# EXERCISE REQUIREMENTS
Draw out every line with the word "Hartford" from the listing below.

[Stored entries]
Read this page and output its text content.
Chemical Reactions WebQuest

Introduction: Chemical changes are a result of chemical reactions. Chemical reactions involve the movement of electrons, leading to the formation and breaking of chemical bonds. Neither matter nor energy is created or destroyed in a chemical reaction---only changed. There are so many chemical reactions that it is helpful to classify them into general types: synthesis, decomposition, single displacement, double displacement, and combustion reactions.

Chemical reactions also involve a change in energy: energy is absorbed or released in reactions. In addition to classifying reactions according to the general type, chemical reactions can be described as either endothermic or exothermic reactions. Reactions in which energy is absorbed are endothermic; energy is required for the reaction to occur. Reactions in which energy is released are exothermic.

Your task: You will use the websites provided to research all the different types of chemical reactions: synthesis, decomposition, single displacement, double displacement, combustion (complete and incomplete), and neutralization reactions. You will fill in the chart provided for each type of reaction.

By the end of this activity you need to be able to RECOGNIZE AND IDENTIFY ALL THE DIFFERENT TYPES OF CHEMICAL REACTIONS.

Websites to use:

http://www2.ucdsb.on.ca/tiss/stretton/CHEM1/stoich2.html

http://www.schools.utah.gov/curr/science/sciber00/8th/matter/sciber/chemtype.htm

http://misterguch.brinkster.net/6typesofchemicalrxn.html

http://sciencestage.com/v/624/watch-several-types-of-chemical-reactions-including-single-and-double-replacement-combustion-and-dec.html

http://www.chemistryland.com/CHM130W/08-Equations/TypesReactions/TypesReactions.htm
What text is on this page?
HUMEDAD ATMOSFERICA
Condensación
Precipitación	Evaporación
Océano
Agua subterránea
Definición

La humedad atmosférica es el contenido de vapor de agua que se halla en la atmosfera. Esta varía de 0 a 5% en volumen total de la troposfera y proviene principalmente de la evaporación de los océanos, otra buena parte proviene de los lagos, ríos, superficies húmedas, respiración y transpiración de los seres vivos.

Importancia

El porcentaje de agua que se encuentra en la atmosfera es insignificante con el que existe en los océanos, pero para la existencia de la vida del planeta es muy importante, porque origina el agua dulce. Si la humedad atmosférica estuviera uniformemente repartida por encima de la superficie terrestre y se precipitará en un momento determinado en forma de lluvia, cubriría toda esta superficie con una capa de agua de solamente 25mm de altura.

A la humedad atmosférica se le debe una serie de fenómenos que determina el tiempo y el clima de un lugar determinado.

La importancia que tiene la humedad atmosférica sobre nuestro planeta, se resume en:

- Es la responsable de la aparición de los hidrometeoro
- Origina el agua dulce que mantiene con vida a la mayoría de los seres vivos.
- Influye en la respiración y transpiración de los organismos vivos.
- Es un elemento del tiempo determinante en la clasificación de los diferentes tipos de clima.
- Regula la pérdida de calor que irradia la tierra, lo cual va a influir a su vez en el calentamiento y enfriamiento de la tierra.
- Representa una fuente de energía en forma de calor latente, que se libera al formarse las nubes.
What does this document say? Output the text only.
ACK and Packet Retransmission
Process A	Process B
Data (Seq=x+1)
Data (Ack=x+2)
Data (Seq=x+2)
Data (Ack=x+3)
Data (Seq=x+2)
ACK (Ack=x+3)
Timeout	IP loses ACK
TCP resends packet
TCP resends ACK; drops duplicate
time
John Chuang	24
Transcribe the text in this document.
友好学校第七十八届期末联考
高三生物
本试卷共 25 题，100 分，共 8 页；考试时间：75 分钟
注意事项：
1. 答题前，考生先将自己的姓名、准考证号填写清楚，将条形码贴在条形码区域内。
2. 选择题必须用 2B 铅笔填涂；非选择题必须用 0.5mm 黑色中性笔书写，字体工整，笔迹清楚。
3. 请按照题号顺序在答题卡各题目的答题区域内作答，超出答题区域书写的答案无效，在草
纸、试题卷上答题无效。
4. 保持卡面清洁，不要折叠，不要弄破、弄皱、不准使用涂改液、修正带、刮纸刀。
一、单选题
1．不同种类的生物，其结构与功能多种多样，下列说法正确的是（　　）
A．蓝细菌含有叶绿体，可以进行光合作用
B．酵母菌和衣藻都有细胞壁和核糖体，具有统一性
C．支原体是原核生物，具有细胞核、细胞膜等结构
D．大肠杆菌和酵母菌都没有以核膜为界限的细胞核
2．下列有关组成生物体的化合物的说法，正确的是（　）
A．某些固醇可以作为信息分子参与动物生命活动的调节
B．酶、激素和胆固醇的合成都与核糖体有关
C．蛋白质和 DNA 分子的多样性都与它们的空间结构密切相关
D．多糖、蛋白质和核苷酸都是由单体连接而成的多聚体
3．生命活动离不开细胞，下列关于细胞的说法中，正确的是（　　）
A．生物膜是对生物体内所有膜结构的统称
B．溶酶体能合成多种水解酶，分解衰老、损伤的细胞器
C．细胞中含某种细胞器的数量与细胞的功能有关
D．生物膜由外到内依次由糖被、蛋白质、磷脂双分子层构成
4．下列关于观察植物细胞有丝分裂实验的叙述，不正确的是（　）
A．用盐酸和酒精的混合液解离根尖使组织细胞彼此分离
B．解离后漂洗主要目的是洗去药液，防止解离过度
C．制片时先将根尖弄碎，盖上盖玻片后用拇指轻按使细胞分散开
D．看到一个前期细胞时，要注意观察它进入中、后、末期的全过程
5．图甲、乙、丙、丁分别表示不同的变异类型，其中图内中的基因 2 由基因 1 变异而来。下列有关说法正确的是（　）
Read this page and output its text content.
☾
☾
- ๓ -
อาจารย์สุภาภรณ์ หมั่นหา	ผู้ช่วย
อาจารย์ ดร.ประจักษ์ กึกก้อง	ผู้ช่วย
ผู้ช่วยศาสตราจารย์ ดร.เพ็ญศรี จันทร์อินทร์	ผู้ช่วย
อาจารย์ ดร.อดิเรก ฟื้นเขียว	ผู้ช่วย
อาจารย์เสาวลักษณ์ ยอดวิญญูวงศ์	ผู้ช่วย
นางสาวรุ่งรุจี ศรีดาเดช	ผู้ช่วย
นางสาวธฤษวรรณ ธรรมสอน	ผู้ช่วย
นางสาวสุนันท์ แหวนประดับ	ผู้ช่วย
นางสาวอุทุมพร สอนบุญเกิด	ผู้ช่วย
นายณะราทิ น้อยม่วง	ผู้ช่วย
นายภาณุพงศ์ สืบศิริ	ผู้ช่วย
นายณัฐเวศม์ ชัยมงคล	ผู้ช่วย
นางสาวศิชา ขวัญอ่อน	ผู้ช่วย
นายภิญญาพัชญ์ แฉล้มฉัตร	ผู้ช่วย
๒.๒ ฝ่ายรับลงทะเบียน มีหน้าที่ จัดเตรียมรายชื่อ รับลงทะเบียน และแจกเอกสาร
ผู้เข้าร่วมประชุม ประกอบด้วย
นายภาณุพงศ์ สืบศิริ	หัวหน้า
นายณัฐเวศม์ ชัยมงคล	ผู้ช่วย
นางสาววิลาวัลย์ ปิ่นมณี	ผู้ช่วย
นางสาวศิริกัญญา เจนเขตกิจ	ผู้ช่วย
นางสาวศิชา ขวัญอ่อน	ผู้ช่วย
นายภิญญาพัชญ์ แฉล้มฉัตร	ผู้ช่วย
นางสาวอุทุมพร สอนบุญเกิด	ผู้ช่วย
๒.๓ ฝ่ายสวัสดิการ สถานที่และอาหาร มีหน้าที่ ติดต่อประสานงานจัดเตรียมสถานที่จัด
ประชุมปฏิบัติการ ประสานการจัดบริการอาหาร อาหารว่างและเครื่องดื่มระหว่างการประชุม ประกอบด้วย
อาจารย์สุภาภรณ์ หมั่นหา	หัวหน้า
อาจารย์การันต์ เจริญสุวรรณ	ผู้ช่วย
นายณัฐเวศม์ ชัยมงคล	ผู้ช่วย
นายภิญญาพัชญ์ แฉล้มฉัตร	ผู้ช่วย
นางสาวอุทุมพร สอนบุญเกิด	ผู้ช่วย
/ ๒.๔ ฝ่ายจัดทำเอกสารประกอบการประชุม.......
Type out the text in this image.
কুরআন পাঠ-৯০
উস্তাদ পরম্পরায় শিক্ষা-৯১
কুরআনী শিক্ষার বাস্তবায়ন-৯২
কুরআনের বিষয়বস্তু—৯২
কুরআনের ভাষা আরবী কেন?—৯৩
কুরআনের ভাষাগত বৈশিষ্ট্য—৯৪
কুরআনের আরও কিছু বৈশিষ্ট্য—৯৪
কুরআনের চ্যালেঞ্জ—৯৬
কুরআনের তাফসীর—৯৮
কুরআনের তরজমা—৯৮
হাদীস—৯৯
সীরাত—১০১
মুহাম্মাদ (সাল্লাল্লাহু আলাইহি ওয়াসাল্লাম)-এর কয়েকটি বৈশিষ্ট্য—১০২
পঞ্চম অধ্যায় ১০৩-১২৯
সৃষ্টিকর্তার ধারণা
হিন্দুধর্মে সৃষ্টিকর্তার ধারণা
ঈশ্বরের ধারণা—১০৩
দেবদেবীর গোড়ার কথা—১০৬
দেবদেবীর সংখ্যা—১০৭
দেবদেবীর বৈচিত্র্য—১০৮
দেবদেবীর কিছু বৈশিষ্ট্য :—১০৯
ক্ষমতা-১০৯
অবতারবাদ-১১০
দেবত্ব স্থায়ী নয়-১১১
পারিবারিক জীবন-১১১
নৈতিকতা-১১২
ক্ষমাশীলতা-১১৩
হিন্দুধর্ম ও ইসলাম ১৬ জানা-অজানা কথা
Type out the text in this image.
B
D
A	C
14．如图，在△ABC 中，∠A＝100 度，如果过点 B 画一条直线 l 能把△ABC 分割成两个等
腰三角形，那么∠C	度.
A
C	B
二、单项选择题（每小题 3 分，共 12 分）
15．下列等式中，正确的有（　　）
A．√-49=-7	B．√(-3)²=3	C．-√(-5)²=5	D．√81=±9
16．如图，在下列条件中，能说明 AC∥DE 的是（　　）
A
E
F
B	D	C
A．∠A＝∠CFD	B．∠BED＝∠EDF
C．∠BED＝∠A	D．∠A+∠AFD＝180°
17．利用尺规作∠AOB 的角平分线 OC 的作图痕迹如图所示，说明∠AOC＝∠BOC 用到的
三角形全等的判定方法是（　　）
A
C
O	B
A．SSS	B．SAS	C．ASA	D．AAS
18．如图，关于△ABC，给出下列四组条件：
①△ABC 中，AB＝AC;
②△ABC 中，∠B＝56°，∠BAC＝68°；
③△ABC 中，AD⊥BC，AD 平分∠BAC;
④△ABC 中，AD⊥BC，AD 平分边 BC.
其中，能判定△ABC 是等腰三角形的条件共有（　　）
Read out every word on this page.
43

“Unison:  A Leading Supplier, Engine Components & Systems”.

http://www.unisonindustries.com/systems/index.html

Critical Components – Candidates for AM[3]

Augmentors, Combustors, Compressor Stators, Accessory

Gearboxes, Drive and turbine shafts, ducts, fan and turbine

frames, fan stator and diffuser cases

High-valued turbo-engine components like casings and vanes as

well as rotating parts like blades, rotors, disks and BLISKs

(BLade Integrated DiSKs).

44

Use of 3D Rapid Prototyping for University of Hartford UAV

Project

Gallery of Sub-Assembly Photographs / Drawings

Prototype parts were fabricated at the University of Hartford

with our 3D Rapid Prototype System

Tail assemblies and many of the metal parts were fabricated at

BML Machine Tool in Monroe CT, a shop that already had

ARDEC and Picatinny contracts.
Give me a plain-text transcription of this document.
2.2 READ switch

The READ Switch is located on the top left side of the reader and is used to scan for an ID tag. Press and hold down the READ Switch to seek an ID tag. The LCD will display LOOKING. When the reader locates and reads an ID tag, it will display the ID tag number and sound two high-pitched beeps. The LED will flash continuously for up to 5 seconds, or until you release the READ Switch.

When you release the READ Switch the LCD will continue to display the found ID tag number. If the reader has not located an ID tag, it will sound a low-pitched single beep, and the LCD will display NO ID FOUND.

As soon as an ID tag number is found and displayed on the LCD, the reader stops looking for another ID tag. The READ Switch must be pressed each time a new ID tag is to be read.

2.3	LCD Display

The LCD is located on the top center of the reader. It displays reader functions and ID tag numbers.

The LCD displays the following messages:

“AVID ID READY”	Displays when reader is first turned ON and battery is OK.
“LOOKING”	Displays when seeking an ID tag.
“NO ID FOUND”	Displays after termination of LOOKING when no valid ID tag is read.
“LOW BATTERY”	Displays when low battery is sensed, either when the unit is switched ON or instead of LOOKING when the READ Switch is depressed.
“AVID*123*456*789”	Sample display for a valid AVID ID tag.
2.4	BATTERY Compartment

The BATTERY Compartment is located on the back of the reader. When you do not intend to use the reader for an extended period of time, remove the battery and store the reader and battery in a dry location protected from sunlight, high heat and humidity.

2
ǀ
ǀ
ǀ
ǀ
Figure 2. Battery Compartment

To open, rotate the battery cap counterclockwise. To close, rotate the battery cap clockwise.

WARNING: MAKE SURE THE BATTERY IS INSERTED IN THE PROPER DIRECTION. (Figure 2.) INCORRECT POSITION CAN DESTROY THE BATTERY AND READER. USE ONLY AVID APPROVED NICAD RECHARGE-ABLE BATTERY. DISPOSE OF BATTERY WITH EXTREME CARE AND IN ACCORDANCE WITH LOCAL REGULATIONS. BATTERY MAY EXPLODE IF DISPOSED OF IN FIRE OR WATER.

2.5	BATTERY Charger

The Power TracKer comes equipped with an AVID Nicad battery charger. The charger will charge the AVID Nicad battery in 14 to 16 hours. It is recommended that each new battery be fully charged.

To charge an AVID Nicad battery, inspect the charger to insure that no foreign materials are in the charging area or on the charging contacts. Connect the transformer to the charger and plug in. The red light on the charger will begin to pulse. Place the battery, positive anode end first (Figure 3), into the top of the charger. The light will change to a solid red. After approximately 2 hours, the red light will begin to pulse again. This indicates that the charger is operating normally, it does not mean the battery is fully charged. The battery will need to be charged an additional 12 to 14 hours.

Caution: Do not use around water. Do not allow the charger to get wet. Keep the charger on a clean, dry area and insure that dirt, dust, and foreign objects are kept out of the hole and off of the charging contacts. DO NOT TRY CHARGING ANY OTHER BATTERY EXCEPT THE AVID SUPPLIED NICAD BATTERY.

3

# PROBLEM SOLUTION
Use of 3D Rapid Prototyping for University of Hartford UAV
Prototype parts were fabricated at the University of Hartford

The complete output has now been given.